----- Record extracts -----

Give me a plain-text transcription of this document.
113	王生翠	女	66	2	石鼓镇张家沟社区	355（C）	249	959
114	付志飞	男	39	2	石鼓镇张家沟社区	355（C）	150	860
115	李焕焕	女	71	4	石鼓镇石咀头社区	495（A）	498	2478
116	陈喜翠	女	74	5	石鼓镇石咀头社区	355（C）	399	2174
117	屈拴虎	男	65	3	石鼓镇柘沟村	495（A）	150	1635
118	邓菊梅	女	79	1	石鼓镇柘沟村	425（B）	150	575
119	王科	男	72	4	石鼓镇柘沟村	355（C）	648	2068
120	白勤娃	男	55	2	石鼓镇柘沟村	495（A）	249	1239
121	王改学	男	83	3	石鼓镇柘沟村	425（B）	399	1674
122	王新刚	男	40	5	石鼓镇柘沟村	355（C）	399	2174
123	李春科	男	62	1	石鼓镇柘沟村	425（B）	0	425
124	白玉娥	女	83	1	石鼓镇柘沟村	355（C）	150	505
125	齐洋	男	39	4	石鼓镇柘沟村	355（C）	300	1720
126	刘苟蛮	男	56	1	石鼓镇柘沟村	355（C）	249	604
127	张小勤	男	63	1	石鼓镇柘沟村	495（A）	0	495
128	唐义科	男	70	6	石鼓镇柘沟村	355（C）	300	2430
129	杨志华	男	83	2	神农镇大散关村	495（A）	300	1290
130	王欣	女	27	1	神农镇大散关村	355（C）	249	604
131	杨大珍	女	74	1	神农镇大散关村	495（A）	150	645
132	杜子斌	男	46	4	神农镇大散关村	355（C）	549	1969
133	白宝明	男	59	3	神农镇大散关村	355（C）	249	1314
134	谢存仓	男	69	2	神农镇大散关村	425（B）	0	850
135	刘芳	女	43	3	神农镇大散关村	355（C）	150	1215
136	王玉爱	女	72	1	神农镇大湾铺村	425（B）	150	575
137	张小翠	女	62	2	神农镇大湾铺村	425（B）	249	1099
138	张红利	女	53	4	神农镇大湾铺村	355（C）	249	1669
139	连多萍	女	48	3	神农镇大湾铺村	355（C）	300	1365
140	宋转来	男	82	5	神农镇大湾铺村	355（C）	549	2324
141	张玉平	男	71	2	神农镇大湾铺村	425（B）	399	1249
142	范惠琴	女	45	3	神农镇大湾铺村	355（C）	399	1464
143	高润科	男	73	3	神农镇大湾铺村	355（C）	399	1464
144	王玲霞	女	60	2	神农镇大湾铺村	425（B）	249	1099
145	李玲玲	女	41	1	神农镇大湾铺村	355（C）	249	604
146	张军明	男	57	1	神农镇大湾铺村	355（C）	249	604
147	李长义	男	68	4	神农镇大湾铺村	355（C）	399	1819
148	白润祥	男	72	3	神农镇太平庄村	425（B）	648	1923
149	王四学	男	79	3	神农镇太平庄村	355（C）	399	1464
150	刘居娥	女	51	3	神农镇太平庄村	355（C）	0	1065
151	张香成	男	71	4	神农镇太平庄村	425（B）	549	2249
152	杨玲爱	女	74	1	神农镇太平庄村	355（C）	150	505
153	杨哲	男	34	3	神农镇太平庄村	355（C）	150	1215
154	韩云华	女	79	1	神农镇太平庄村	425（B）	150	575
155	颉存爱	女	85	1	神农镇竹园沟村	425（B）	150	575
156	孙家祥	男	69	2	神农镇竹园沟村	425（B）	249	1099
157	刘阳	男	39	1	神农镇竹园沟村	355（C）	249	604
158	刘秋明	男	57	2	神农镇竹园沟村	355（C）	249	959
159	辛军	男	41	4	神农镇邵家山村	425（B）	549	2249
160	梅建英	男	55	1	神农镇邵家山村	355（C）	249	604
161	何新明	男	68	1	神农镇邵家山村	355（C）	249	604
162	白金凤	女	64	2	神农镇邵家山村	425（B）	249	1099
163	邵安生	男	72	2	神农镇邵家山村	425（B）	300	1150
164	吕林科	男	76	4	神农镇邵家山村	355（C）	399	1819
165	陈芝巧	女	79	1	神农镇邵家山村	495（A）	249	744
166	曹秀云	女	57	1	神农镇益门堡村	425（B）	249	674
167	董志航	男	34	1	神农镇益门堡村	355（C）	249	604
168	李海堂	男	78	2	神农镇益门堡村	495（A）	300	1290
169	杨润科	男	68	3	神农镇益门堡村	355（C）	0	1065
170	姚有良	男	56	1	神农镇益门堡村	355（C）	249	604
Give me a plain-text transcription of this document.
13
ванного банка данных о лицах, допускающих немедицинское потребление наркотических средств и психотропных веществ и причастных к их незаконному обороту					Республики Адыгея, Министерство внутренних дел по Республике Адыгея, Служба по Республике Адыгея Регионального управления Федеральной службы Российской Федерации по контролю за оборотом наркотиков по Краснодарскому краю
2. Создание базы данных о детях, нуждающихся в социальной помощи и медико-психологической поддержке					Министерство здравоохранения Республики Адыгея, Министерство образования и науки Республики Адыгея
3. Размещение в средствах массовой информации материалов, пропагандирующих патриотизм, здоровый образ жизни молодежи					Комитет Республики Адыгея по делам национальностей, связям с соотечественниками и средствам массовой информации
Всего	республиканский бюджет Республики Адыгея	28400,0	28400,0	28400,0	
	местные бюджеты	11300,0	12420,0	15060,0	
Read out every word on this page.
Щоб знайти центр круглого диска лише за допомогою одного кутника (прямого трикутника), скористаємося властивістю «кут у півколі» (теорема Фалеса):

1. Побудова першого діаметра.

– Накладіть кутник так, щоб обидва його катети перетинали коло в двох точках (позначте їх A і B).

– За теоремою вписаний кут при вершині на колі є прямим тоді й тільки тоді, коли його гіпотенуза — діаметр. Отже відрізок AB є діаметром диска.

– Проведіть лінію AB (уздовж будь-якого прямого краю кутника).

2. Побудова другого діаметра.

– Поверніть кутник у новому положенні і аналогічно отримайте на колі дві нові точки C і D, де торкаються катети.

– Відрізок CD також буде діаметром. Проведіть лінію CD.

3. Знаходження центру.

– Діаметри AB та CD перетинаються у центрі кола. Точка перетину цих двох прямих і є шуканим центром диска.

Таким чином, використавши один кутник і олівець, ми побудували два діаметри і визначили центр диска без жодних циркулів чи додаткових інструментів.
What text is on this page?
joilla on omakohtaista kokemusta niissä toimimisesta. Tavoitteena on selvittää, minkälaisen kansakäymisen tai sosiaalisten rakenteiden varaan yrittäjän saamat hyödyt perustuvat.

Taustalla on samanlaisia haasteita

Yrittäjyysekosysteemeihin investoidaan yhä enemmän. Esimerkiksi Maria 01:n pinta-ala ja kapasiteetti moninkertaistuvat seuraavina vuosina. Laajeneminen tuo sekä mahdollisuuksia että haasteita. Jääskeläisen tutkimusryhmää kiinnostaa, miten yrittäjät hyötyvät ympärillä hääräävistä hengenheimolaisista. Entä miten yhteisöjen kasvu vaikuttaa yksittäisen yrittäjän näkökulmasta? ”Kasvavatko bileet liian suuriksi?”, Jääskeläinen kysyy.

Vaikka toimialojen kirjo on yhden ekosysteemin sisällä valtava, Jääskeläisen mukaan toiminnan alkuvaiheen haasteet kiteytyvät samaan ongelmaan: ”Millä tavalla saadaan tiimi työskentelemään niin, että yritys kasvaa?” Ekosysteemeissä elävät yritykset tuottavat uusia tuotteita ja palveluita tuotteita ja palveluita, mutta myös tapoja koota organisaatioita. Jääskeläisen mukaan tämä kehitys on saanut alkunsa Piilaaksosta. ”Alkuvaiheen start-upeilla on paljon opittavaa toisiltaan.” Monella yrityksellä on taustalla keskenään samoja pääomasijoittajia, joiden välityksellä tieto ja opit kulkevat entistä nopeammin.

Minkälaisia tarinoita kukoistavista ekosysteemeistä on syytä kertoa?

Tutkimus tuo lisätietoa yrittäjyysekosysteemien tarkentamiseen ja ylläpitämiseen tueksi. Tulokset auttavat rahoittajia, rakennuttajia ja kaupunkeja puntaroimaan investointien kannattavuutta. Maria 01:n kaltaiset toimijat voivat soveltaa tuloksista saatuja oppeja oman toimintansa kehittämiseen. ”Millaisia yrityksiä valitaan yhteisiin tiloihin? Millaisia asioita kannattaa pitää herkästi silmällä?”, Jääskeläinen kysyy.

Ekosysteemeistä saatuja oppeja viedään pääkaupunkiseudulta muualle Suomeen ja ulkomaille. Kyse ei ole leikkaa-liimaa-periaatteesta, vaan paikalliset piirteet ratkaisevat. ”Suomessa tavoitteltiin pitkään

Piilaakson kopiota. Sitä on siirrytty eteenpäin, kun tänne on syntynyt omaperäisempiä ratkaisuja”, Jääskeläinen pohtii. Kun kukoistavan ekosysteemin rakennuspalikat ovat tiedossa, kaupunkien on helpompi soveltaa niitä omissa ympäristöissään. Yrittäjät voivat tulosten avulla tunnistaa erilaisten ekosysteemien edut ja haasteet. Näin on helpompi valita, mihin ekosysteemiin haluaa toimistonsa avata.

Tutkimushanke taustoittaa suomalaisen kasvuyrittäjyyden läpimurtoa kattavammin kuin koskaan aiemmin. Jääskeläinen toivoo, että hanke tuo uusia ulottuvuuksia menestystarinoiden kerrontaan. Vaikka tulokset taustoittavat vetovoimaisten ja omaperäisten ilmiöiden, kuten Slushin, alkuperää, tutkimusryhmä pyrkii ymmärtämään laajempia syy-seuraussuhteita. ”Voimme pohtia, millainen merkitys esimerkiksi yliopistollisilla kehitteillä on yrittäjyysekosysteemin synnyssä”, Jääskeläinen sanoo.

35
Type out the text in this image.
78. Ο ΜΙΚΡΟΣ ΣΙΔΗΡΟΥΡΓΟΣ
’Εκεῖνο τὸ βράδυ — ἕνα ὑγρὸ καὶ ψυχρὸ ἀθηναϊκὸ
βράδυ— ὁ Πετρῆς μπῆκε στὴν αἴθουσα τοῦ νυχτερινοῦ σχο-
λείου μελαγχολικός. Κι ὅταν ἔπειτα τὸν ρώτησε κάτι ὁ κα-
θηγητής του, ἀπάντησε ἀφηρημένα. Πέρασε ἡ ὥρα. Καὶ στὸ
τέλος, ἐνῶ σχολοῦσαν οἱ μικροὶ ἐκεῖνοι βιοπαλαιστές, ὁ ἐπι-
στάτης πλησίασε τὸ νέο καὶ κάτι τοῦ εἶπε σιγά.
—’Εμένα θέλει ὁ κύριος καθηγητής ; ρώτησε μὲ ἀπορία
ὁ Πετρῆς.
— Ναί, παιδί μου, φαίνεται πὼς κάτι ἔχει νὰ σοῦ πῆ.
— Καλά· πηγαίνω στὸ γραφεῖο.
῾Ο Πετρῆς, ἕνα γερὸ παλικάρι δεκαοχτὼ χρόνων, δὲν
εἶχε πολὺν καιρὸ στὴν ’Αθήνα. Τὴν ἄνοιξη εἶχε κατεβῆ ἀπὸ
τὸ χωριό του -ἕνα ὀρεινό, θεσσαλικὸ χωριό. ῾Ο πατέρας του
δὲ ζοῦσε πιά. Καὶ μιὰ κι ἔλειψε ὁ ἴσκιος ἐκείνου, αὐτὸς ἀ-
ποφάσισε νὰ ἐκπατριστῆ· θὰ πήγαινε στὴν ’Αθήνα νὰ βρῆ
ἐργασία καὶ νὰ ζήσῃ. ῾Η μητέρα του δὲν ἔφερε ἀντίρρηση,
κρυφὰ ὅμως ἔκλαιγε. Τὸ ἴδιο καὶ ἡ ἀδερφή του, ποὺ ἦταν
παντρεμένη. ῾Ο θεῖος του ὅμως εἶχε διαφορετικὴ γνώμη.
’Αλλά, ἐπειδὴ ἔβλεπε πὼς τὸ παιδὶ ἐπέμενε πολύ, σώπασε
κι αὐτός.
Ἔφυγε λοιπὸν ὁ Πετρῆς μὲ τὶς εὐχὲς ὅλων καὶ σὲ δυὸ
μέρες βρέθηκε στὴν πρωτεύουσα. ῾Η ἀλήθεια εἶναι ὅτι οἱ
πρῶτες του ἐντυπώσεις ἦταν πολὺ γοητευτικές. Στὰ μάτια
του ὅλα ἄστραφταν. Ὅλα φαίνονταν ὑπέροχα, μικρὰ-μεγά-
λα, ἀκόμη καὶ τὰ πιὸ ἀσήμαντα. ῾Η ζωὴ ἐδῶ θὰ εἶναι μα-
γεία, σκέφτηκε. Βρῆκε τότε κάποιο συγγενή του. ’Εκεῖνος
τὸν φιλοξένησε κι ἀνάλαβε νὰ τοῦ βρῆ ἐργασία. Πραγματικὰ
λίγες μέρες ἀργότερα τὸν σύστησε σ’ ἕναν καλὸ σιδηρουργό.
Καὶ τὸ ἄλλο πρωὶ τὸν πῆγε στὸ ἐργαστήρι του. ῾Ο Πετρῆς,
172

-----

● **What is expected**:
Note how many lines in the material hold the word "Проведіть", and give that number with nothing added.

● **Exercise response**:
2